**GOAL:**
Show all lines holding the string "text".
|---|
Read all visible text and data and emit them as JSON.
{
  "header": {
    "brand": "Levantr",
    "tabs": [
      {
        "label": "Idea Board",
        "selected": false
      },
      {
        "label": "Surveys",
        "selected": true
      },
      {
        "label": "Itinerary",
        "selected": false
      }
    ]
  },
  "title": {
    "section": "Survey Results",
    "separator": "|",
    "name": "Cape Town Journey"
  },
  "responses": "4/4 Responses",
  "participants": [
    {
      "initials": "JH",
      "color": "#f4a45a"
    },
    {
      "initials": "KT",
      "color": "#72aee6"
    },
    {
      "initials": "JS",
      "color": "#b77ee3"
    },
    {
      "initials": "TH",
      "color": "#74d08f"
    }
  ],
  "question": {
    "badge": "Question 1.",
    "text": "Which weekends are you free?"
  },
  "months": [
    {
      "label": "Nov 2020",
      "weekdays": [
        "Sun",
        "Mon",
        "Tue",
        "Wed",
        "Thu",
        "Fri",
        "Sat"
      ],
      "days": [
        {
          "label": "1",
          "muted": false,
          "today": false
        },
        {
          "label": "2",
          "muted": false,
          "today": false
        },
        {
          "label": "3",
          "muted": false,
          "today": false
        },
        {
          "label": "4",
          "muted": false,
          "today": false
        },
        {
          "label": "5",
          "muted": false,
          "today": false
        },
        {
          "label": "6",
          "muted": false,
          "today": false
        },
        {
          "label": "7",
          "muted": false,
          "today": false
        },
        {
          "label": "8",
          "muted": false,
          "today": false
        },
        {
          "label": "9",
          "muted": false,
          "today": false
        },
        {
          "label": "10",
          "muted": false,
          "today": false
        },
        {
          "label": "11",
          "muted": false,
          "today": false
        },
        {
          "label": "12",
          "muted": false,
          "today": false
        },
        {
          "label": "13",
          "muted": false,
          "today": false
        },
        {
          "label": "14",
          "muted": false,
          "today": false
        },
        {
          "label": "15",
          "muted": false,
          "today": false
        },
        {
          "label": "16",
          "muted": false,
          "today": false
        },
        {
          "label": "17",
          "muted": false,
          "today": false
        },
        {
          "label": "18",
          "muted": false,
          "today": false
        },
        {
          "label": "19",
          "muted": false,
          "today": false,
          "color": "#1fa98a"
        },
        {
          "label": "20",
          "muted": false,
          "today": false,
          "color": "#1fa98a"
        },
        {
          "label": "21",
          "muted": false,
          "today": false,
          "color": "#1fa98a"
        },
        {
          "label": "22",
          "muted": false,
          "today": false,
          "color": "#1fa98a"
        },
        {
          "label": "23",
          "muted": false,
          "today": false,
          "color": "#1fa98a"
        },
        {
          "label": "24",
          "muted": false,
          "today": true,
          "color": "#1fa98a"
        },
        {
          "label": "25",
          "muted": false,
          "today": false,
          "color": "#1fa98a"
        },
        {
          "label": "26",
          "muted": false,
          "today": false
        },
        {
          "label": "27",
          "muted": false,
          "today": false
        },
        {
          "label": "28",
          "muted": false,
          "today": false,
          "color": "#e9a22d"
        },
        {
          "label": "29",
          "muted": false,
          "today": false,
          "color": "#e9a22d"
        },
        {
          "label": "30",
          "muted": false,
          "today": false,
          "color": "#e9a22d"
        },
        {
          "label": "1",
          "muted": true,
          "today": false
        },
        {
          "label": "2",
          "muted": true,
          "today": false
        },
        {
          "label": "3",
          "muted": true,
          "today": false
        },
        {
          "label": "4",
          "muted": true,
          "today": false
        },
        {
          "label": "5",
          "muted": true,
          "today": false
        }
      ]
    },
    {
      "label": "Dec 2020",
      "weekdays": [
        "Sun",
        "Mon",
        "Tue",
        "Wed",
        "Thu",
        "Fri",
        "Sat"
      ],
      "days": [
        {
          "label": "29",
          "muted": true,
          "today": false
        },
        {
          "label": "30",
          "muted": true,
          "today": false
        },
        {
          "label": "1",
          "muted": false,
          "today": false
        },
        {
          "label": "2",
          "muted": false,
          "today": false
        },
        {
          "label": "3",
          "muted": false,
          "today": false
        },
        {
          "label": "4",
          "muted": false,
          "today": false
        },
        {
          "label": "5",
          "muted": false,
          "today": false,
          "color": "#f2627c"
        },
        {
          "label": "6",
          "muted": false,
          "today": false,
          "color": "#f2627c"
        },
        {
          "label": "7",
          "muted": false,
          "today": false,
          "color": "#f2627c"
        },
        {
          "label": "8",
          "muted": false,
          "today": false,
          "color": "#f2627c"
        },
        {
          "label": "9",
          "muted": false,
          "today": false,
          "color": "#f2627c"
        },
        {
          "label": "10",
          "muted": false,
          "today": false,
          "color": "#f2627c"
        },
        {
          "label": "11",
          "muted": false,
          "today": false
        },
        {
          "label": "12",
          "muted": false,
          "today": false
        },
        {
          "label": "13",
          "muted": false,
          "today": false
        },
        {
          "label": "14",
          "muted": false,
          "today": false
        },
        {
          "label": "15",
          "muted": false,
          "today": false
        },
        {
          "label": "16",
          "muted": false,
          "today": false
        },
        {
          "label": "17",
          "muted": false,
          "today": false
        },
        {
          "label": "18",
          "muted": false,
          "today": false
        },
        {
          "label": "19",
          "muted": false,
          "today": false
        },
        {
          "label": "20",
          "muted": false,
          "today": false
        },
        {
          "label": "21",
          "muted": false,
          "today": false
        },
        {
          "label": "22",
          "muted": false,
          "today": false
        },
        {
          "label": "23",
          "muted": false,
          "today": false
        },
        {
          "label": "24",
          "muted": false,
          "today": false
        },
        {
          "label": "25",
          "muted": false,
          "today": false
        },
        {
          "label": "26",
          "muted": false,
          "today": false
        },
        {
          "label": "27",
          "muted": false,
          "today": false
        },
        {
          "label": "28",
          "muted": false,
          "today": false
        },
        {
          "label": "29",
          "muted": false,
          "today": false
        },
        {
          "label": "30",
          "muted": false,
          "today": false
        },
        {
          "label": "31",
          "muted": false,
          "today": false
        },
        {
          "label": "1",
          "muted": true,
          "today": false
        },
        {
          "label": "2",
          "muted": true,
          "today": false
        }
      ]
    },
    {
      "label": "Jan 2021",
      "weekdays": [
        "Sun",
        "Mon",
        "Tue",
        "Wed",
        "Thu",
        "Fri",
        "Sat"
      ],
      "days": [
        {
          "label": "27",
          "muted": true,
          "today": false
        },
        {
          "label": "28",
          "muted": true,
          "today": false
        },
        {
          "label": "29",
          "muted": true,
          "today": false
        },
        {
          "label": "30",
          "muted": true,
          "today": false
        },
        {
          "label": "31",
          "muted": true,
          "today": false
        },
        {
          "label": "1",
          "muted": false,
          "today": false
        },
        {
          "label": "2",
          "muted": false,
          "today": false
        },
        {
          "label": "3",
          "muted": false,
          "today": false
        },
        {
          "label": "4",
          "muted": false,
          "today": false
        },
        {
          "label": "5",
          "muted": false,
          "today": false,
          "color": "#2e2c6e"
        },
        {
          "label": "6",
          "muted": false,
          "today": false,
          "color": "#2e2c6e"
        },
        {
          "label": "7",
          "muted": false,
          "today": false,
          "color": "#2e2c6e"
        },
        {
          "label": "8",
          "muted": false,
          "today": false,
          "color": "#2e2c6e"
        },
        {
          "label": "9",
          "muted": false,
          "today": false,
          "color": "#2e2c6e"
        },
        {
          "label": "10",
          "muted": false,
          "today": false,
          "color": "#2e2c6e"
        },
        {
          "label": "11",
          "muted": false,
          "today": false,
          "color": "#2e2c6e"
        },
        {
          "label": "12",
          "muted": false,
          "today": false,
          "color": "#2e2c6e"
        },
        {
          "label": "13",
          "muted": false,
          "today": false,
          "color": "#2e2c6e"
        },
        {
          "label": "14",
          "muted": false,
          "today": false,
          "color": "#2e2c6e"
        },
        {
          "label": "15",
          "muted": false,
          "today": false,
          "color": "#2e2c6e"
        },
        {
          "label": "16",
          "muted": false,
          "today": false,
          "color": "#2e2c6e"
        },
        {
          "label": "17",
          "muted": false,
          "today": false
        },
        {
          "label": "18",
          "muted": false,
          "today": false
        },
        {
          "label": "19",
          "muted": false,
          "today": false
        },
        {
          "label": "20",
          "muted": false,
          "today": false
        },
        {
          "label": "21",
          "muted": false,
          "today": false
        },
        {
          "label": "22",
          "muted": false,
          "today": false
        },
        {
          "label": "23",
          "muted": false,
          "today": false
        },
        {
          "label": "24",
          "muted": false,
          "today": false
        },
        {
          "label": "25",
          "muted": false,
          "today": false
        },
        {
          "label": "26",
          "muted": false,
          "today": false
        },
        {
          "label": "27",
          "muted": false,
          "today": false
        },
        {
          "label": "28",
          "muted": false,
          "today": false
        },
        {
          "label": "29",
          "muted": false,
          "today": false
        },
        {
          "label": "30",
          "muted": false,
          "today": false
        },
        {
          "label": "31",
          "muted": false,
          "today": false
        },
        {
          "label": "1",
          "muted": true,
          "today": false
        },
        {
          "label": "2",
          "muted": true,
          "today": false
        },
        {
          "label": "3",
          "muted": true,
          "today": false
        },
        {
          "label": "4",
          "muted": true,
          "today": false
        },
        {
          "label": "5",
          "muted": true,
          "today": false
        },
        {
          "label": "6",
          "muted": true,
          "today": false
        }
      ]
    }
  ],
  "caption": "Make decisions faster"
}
|---|
**RESULT OF THE TASK:**
Read all visible text and data and emit them as JSON.
    "text": "Which weekends are you free?"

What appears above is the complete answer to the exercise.